The exercise — Write out the complete material exactly as it stands.

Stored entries
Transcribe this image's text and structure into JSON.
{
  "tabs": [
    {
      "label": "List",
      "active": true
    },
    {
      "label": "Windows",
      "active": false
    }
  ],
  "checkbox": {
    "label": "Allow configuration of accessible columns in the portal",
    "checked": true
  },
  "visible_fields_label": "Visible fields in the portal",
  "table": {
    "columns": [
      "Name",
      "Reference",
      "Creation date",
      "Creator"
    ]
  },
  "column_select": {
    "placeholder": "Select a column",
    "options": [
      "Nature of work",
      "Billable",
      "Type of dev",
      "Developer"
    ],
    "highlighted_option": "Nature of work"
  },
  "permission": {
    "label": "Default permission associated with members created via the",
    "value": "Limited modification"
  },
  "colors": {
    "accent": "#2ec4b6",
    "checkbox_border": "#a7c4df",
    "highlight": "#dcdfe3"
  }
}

Worked answer —
Transcribe this image's text and structure into JSON.
{
  "tabs": [
    {
      "label": "List",
      "active": true
    },
    {
      "label": "Windows",
      "active": false
    }
  ],
  "checkbox": {
    "label": "Allow configuration of accessible columns in the portal",
    "checked": true
  },
  "visible_fields_label": "Visible fields in the portal",
  "table": {
    "columns": [
      "Name",
      "Reference",
      "Creation date",
      "Creator"
    ]
  },
  "column_select": {
    "placeholder": "Select a column",
    "options": [
      "Nature of work",
      "Billable",
      "Type of dev",
      "Developer"
    ],
    "highlighted_option": "Nature of work"
  },
  "permission": {
    "label": "Default permission associated with members created via the",
    "value": "Limited modification"
  },
  "colors": {
    "accent": "#2ec4b6",
    "checkbox_border": "#a7c4df",
    "highlight": "#dcdfe3"
  }
}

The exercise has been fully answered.